WRITTEN PROBLEM: Copy out all lines that hold "Amplitude".
## Begin DATASET RECORDS
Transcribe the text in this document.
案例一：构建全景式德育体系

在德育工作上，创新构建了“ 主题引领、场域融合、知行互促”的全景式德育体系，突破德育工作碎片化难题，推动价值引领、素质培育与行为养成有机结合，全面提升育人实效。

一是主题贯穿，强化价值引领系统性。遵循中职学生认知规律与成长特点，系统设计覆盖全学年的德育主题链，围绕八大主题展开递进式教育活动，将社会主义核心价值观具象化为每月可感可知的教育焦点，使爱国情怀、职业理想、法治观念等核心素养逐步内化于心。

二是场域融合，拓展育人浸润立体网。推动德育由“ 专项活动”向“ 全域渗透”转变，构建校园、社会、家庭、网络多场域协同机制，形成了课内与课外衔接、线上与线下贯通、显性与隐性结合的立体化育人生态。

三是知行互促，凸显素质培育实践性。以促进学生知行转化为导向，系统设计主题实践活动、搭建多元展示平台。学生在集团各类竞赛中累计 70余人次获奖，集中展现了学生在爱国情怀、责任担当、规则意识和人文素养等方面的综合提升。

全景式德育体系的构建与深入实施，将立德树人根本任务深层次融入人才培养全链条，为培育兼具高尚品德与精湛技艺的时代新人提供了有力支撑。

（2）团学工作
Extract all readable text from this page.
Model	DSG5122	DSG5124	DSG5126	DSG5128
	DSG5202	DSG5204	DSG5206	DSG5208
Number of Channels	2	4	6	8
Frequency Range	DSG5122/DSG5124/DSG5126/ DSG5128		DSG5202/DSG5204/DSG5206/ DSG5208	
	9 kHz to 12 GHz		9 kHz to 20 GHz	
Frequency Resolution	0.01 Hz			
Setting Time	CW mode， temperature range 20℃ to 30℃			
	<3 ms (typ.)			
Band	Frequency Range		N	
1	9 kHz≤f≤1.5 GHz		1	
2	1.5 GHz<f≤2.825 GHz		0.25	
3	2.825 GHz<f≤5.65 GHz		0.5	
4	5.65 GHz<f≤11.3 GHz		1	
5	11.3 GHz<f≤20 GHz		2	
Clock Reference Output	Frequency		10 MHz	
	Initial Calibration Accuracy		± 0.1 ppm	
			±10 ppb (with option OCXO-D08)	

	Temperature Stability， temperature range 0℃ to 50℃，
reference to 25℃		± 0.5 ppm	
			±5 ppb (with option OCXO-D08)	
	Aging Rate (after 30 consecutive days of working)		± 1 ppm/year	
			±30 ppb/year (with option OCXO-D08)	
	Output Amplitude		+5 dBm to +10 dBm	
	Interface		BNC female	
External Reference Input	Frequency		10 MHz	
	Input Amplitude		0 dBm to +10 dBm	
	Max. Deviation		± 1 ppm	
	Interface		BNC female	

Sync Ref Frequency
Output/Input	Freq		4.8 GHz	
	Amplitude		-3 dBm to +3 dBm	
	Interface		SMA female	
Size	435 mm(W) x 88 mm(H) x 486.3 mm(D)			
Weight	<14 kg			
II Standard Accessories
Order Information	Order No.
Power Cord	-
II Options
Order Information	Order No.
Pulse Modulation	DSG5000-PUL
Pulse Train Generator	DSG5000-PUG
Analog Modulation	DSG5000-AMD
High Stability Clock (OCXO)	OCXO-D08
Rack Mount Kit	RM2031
## End DATASET RECORDS
RESULT BELOW:
	Output Amplitude		+5 dBm to +10 dBm	
	Input Amplitude		0 dBm to +10 dBm	
	Amplitude		-3 dBm to +3 dBm	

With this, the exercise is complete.